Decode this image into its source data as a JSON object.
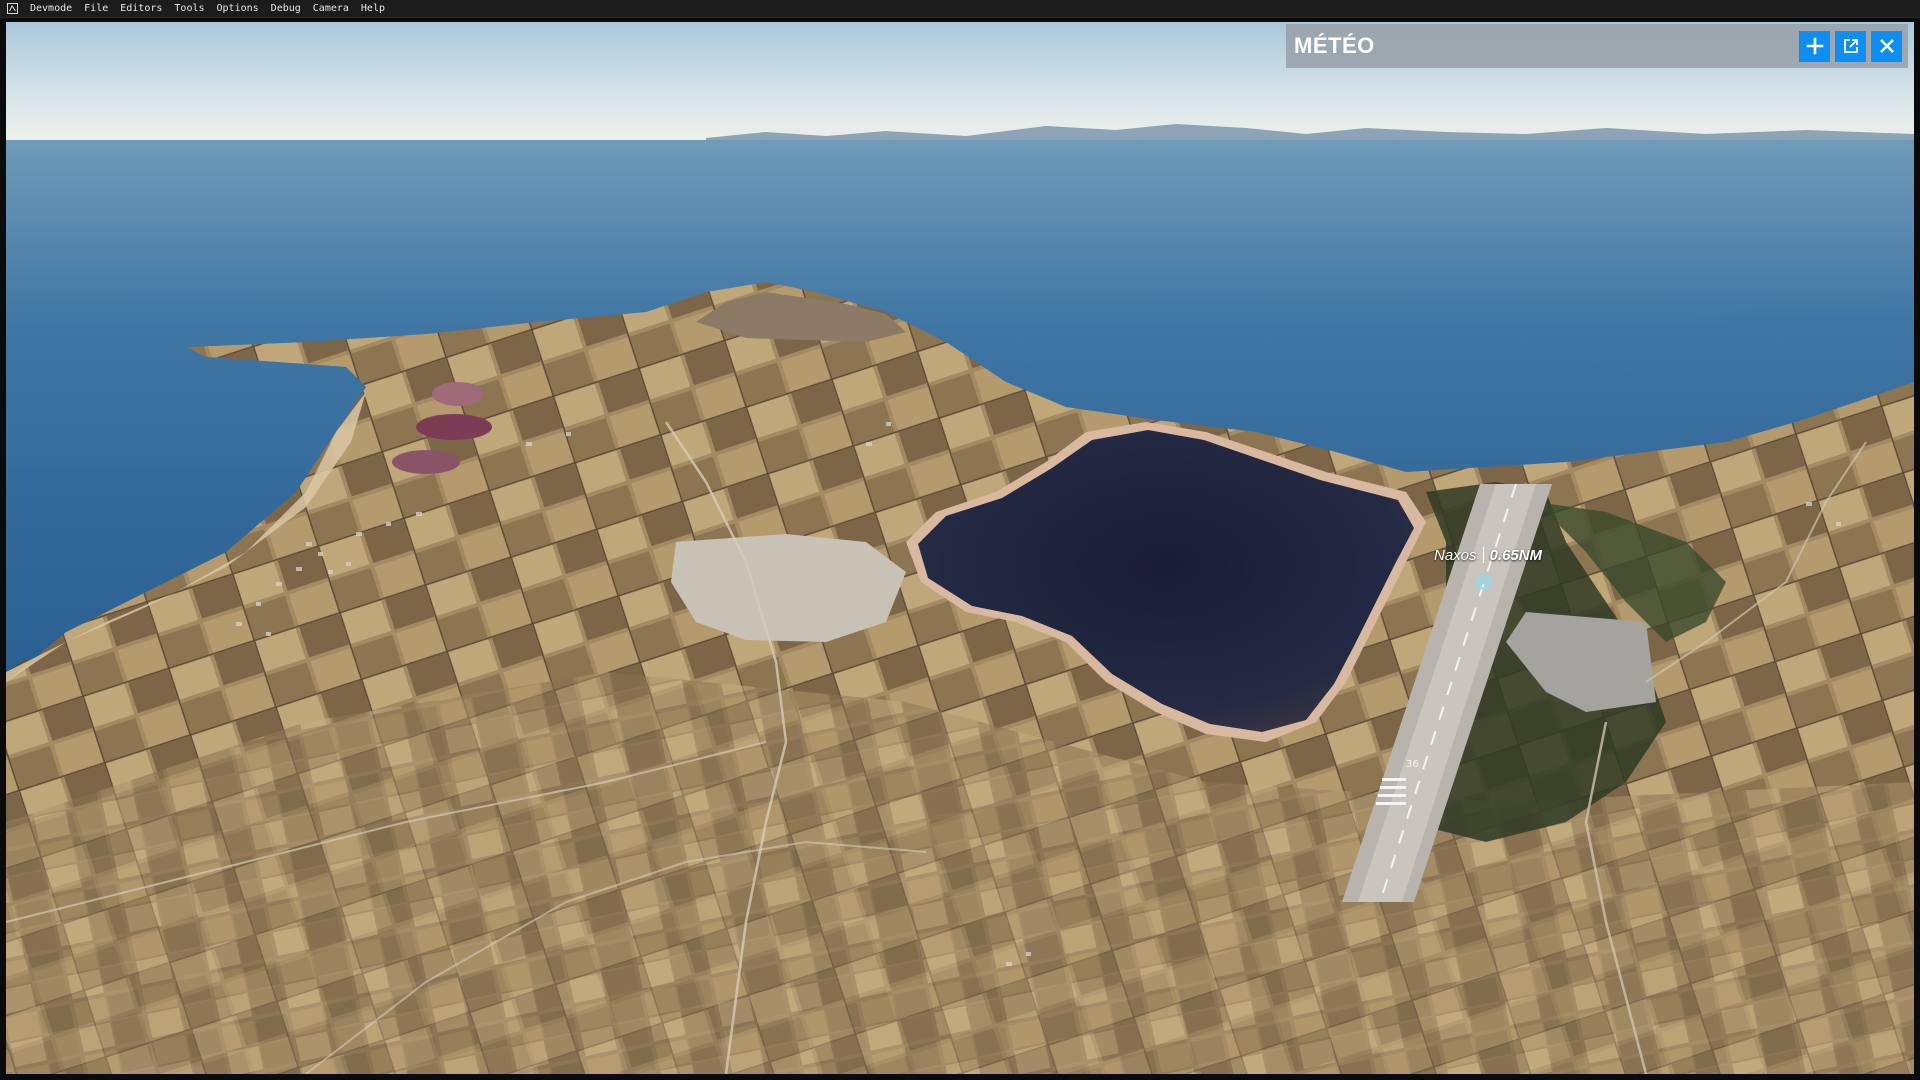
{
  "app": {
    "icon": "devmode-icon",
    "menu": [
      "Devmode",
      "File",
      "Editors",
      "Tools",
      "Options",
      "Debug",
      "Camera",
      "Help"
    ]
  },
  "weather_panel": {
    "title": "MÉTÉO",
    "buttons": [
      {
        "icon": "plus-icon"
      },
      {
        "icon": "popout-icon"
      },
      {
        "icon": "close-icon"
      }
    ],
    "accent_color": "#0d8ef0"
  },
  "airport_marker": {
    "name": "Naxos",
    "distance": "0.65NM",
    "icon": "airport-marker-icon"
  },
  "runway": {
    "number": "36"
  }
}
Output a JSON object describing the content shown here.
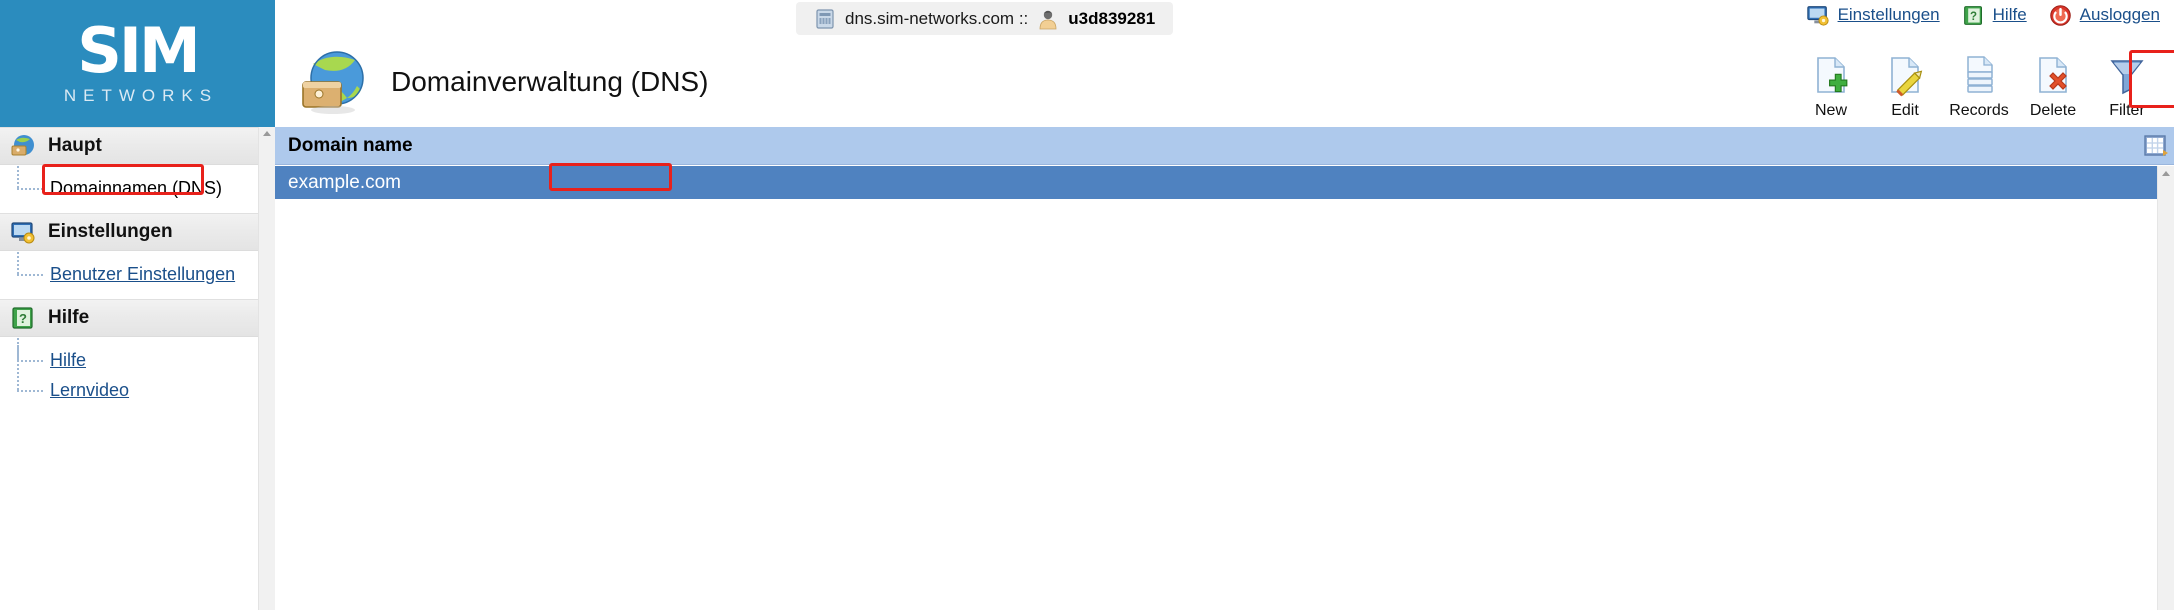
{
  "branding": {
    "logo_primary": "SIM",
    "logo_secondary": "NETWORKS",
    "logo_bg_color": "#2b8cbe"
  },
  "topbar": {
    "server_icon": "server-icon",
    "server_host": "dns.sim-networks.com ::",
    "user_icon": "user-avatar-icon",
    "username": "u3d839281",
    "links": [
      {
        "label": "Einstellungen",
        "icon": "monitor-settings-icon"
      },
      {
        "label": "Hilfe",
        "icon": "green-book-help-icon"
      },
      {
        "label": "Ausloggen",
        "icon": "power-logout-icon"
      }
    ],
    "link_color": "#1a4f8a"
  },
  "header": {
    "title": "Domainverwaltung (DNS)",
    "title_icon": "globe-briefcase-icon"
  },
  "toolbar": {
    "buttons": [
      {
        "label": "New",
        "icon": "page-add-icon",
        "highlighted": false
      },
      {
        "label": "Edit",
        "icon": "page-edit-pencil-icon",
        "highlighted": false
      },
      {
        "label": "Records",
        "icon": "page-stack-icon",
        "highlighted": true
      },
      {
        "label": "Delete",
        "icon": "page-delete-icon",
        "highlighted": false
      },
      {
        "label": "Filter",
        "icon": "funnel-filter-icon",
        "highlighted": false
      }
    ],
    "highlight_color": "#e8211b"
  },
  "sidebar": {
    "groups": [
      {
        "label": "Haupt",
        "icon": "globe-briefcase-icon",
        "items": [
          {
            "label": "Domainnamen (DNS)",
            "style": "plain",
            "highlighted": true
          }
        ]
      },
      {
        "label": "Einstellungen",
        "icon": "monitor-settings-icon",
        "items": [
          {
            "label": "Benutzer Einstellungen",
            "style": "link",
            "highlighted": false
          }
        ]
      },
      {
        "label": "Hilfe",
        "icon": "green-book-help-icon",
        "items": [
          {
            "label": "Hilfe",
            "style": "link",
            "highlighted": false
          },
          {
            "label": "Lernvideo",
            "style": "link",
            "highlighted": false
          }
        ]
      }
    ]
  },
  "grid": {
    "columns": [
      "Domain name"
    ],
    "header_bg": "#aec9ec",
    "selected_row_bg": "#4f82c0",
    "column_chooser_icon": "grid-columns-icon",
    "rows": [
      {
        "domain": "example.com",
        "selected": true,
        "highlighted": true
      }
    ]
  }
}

+++

## EXERCISE TASK:
Show all lines in the entries above where the word "columns" appears.

## FULL OUTPUT:
    "columns": [
    "column_chooser_icon": "grid-columns-icon",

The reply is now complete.